→ WORKING DATA
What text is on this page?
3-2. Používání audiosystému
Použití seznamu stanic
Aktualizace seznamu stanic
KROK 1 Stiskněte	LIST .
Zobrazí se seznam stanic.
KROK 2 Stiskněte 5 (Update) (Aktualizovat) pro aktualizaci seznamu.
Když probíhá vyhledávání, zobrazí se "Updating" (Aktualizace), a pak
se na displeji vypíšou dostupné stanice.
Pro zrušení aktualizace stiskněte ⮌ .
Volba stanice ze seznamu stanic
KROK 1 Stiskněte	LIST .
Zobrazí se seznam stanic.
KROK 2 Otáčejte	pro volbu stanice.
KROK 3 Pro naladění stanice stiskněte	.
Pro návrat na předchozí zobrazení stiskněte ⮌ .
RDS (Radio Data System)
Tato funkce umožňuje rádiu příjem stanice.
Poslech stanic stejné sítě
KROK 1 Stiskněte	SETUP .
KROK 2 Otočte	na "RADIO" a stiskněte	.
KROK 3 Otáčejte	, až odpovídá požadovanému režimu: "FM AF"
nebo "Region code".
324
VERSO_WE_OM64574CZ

→ TASK DIRECTIONS
Transcribe the entire listing above precisely.

→ ANSWER TO THIS TASK
What text is on this page?
3-2. Používání audiosystému
Použití seznamu stanic
Aktualizace seznamu stanic
KROK 1 Stiskněte	LIST .
Zobrazí se seznam stanic.
KROK 2 Stiskněte 5 (Update) (Aktualizovat) pro aktualizaci seznamu.
Když probíhá vyhledávání, zobrazí se "Updating" (Aktualizace), a pak
se na displeji vypíšou dostupné stanice.
Pro zrušení aktualizace stiskněte ⮌ .
Volba stanice ze seznamu stanic
KROK 1 Stiskněte	LIST .
Zobrazí se seznam stanic.
KROK 2 Otáčejte	pro volbu stanice.
KROK 3 Pro naladění stanice stiskněte	.
Pro návrat na předchozí zobrazení stiskněte ⮌ .
RDS (Radio Data System)
Tato funkce umožňuje rádiu příjem stanice.
Poslech stanic stejné sítě
KROK 1 Stiskněte	SETUP .
KROK 2 Otočte	na "RADIO" a stiskněte	.
KROK 3 Otáčejte	, až odpovídá požadovanému režimu: "FM AF"
nebo "Region code".
324
VERSO_WE_OM64574CZ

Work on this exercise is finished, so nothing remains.